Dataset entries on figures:
_____
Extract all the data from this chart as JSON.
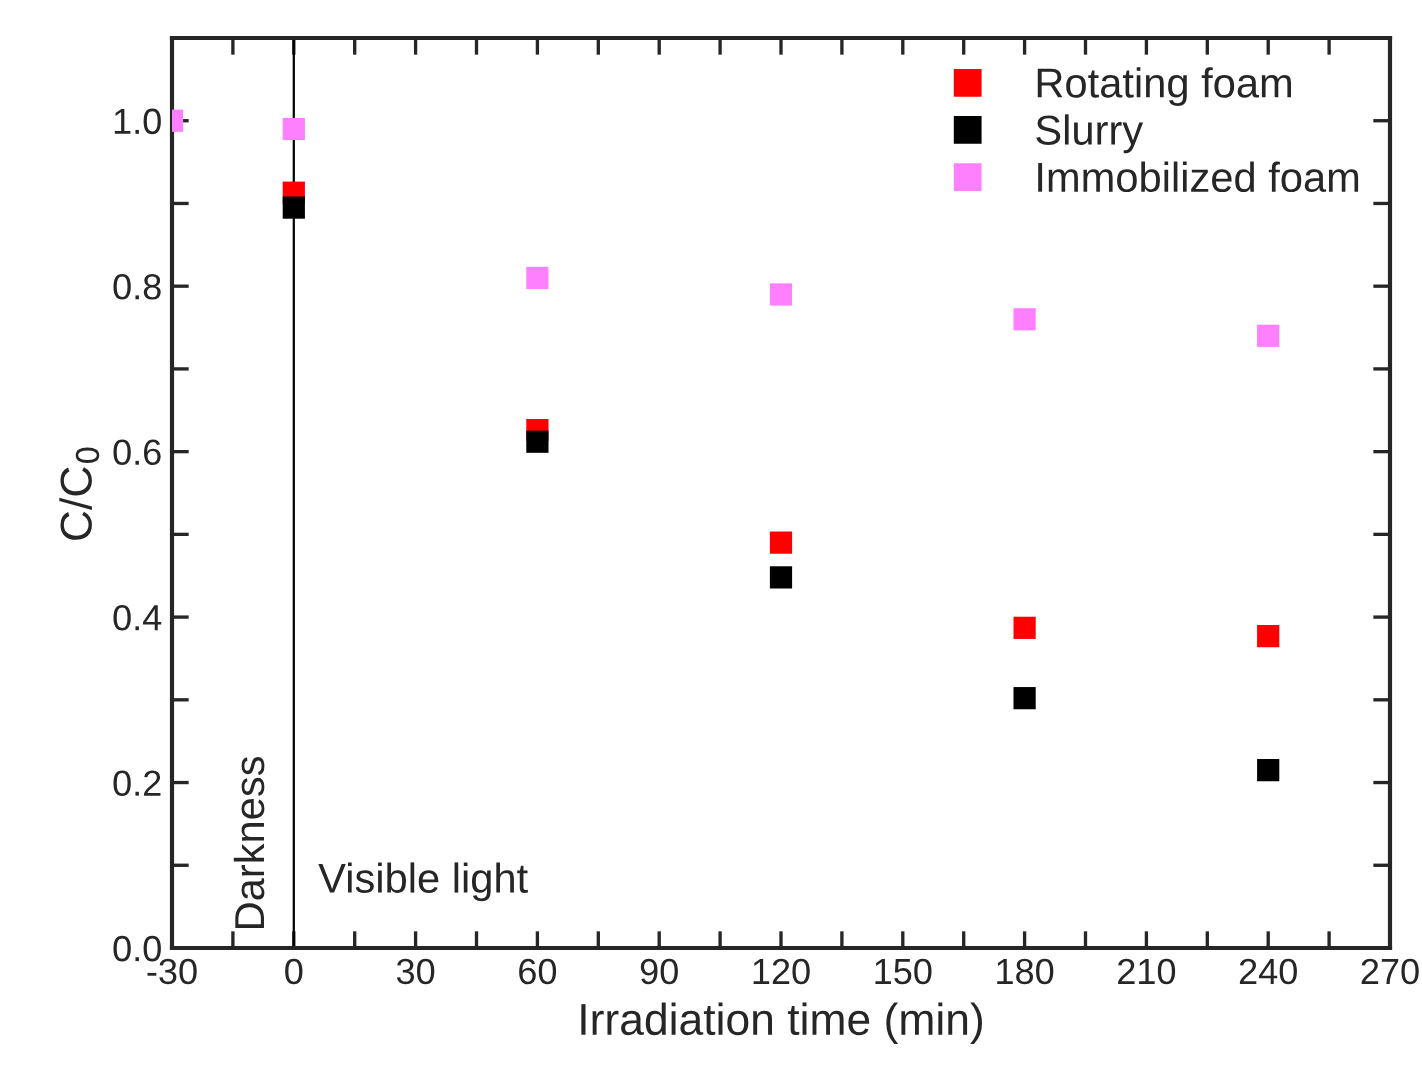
{
  "chart_data": {
    "type": "scatter",
    "xlabel": "Irradiation time (min)",
    "ylabel": "C/C$_{0}$",
    "xlim": [
      -30,
      270
    ],
    "ylim": [
      0,
      1.1
    ],
    "xticks": [
      -30,
      {
        "value": -15,
        "label": null
      },
      0,
      {
        "value": 15,
        "label": null
      },
      30,
      {
        "value": 45,
        "label": null
      },
      60,
      {
        "value": 75,
        "label": null
      },
      90,
      {
        "value": 105,
        "label": null
      },
      120,
      {
        "value": 135,
        "label": null
      },
      150,
      {
        "value": 165,
        "label": null
      },
      180,
      {
        "value": 195,
        "label": null
      },
      210,
      {
        "value": 225,
        "label": null
      },
      240,
      {
        "value": 255,
        "label": null
      },
      270
    ],
    "yticks": [
      {
        "value": 0,
        "label": "0.0"
      },
      {
        "value": 0.1,
        "label": null
      },
      {
        "value": 0.2,
        "label": "0.2"
      },
      {
        "value": 0.3,
        "label": null
      },
      {
        "value": 0.4,
        "label": "0.4"
      },
      {
        "value": 0.5,
        "label": null
      },
      {
        "value": 0.6,
        "label": "0.6"
      },
      {
        "value": 0.7,
        "label": null
      },
      {
        "value": 0.8,
        "label": "0.8"
      },
      {
        "value": 0.9,
        "label": null
      },
      {
        "value": 1.0,
        "label": "1.0"
      }
    ],
    "marker": "square",
    "legend": "top right",
    "grid": false,
    "ref_lines": [
      {
        "axis": "x",
        "value": 0,
        "color": "#000000"
      }
    ],
    "annotations": [
      "Darkness",
      "Visible light"
    ],
    "series": [
      {
        "name": "Rotating foam",
        "color": "#ff0000",
        "x": [
          0,
          60,
          120,
          180,
          240
        ],
        "values": [
          0.913,
          0.626,
          0.49,
          0.387,
          0.377
        ]
      },
      {
        "name": "Slurry",
        "color": "#000000",
        "x": [
          0,
          60,
          120,
          180,
          240
        ],
        "values": [
          0.895,
          0.612,
          0.448,
          0.302,
          0.215
        ]
      },
      {
        "name": "Immobilized foam",
        "color": "#ff80ff",
        "x": [
          -30,
          0,
          60,
          120,
          180,
          240
        ],
        "values": [
          1.0,
          0.99,
          0.81,
          0.79,
          0.76,
          0.74
        ]
      }
    ]
  }
}
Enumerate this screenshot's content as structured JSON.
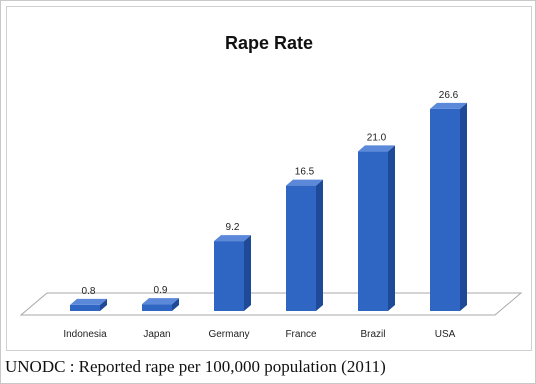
{
  "chart_data": {
    "type": "bar",
    "title": "Rape Rate",
    "categories": [
      "Indonesia",
      "Japan",
      "Germany",
      "France",
      "Brazil",
      "USA"
    ],
    "values": [
      0.8,
      0.9,
      9.2,
      16.5,
      21.0,
      26.6
    ],
    "value_labels": [
      "0.8",
      "0.9",
      "9.2",
      "16.5",
      "21.0",
      "26.6"
    ],
    "ylim": [
      0,
      28
    ],
    "grid": false,
    "legend": "none",
    "style": "3d-column",
    "colors": {
      "bar_front": "#2f66c4",
      "bar_side": "#1e4a98",
      "bar_top": "#5b88d8",
      "floor": "#ffffff"
    }
  },
  "caption": "UNODC : Reported rape per 100,000 population (2011)"
}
_____
◆ Description of the task ◆
Show the lines where the word "this" appears in the entries.

◆ Exercise solution ◆
Extract all the data from this chart as JSON.
Enumerate this screenshot's content as structured JSON.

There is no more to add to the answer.